Description of the task:
Among the lines below, list those containing the string "JSON".

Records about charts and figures

####

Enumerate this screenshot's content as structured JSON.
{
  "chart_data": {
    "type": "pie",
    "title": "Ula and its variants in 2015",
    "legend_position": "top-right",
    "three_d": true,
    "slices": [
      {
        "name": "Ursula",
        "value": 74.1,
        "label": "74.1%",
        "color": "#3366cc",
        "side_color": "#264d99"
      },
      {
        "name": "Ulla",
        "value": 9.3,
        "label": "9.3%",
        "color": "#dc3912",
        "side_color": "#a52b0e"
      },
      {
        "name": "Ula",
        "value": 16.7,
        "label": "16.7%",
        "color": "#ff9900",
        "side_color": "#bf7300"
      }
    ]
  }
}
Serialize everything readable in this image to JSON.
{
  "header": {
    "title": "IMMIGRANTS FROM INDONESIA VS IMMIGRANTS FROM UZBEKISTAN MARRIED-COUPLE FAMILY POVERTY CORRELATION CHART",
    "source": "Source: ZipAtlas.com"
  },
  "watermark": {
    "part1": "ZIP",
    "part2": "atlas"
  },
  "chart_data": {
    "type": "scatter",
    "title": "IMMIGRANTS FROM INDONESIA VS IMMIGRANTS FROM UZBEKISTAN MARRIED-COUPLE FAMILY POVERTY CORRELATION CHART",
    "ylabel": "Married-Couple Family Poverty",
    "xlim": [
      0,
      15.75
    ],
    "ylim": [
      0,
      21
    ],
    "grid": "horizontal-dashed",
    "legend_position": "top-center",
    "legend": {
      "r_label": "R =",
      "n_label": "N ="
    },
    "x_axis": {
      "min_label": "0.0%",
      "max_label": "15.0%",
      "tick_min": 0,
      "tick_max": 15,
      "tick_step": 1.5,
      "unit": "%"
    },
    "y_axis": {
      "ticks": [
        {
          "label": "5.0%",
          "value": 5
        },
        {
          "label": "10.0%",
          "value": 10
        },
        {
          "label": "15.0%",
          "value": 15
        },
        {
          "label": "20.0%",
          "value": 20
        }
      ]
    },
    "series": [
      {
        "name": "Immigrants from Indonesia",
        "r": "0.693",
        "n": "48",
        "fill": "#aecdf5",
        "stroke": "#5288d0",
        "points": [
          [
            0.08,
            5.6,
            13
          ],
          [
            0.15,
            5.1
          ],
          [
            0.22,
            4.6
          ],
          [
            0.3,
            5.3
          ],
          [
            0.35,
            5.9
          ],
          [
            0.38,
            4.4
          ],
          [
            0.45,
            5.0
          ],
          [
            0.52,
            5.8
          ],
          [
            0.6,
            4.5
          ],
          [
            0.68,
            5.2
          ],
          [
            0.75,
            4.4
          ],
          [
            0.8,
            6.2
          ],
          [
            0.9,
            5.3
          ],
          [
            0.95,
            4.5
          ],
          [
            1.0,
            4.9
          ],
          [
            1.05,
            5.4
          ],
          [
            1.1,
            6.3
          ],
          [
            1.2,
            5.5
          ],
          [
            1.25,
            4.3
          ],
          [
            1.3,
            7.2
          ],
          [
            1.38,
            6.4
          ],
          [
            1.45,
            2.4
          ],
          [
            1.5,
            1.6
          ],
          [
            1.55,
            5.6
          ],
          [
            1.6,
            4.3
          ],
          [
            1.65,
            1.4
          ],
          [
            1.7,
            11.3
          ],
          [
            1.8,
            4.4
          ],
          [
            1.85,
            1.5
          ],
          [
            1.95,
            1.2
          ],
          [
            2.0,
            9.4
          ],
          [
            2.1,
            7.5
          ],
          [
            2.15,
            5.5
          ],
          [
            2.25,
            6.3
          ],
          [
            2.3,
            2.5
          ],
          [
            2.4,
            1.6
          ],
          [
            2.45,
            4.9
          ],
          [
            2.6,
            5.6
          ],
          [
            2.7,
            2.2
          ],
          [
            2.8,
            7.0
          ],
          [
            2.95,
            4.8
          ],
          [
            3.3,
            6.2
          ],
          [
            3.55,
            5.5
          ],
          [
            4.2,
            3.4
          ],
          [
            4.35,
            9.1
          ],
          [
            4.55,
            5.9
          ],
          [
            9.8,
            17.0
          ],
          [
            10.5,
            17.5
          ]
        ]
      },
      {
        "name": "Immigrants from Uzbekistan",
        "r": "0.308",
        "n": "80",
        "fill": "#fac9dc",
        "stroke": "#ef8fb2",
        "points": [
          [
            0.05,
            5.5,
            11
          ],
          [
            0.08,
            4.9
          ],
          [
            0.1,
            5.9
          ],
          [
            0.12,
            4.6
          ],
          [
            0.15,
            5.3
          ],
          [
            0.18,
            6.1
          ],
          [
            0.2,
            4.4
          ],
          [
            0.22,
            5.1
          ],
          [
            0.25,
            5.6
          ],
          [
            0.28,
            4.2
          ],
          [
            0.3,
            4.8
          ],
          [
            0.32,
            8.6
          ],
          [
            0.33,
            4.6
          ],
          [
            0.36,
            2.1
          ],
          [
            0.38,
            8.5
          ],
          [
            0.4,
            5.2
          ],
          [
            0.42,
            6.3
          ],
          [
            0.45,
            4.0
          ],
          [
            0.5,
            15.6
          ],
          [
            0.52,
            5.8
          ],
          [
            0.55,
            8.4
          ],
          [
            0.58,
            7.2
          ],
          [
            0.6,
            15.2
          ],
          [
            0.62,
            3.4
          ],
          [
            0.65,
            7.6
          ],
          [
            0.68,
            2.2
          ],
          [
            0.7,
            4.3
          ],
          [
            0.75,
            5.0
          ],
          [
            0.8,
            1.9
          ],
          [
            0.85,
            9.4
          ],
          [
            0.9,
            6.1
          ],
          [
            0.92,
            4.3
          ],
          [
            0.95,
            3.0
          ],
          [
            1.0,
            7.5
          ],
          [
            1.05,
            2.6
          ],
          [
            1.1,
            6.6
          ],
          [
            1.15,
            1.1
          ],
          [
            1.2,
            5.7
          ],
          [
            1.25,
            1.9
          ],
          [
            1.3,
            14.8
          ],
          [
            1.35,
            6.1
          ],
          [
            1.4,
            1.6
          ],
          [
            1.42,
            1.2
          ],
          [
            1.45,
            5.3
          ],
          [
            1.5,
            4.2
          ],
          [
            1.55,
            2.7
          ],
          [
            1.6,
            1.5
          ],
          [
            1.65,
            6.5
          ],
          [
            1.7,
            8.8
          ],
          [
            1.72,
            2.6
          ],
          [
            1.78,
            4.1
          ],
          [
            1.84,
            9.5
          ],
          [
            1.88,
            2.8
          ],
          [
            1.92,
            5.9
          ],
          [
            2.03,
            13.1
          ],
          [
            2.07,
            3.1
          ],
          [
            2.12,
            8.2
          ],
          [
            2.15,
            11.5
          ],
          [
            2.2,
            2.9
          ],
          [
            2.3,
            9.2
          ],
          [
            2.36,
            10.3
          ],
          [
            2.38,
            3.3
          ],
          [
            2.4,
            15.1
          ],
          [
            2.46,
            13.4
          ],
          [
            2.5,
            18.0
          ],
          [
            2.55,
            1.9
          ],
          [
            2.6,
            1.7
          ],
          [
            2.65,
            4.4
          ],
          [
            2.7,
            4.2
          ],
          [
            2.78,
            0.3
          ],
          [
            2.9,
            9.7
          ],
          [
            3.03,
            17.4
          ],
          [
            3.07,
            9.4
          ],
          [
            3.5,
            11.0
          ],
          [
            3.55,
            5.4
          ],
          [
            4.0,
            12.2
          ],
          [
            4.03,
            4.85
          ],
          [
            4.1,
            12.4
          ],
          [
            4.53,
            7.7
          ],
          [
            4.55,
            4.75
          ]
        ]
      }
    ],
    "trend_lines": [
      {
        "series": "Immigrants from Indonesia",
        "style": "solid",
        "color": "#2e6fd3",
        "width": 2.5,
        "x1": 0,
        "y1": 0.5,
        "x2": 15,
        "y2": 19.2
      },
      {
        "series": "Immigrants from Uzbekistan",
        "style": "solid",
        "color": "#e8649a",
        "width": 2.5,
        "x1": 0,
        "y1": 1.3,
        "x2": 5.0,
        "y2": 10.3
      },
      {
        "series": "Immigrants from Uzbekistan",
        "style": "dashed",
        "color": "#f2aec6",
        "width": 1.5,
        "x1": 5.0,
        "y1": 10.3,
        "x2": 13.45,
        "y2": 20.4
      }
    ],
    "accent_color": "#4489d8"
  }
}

####

Right answer:
Enumerate this screenshot's content as structured JSON.
Serialize everything readable in this image to JSON.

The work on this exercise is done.